━━━ Material provided

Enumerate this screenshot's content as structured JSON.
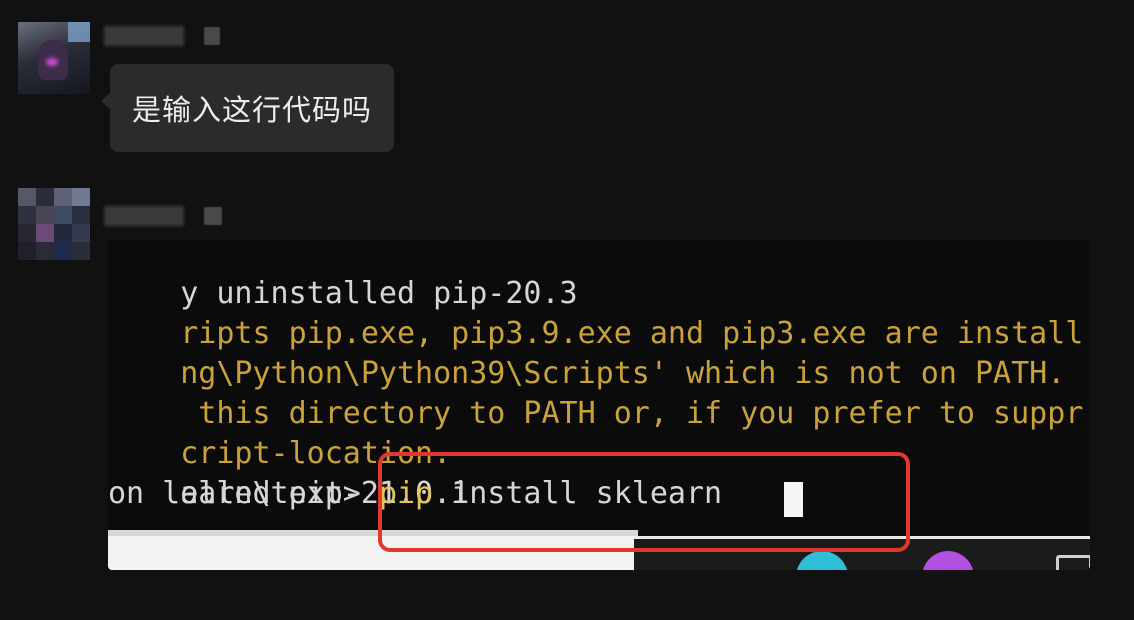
{
  "messages": [
    {
      "text": "是输入这行代码吗"
    },
    {
      "terminal": {
        "lines": [
          {
            "segments": [
              {
                "text": "y uninstalled pip-20.3",
                "color": "white"
              }
            ]
          },
          {
            "segments": [
              {
                "text": "ripts pip.exe, pip3.9.exe and pip3.exe are install",
                "color": "yellow"
              }
            ]
          },
          {
            "segments": [
              {
                "text": "ng\\Python\\Python39\\Scripts' which is not on PATH.",
                "color": "yellow"
              }
            ]
          },
          {
            "segments": [
              {
                "text": " this directory to PATH or, if you prefer to suppr",
                "color": "yellow"
              }
            ]
          },
          {
            "segments": [
              {
                "text": "cript-location.",
                "color": "yellow"
              }
            ]
          },
          {
            "segments": [
              {
                "text": "alled pip-21.0.1",
                "color": "white"
              }
            ]
          },
          {
            "segments": [
              {
                "text": "on learn\\text> ",
                "color": "white"
              },
              {
                "text": "pip",
                "color": "pip"
              },
              {
                "text": " install sklearn",
                "color": "white"
              }
            ]
          }
        ]
      }
    }
  ],
  "colors": {
    "background": "#111111",
    "bubble": "#2b2b2b",
    "terminal_yellow": "#c9a23a",
    "highlight_box": "#e0382c"
  }
}
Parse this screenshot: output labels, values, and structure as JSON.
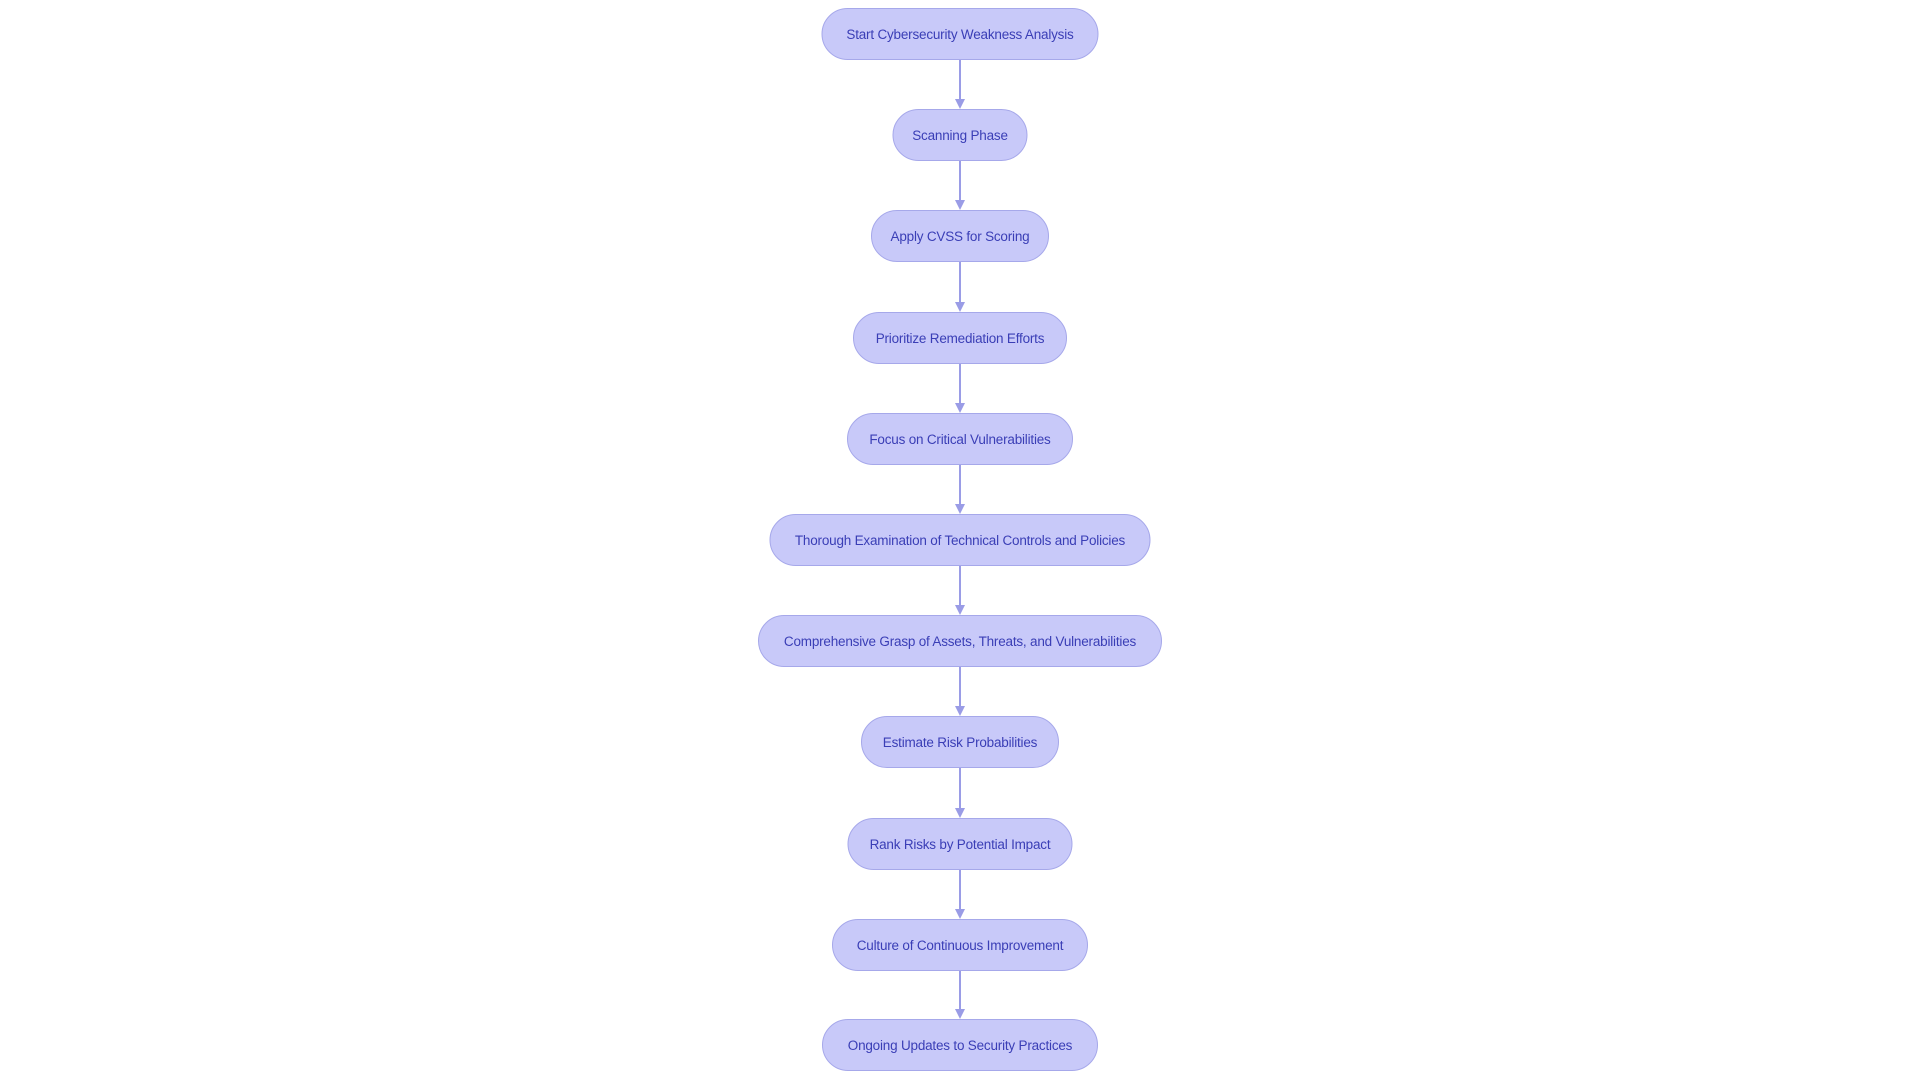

━━━━━━

> What the task asks: Report each line in the data that holds the word "this".

> Task solution:
Enumerate this screenshot's content as structured JSON.
                "text": " this directory to PATH or, if you prefer to suppr",
Parse this screenshot: output labels, values, and structure as JSON.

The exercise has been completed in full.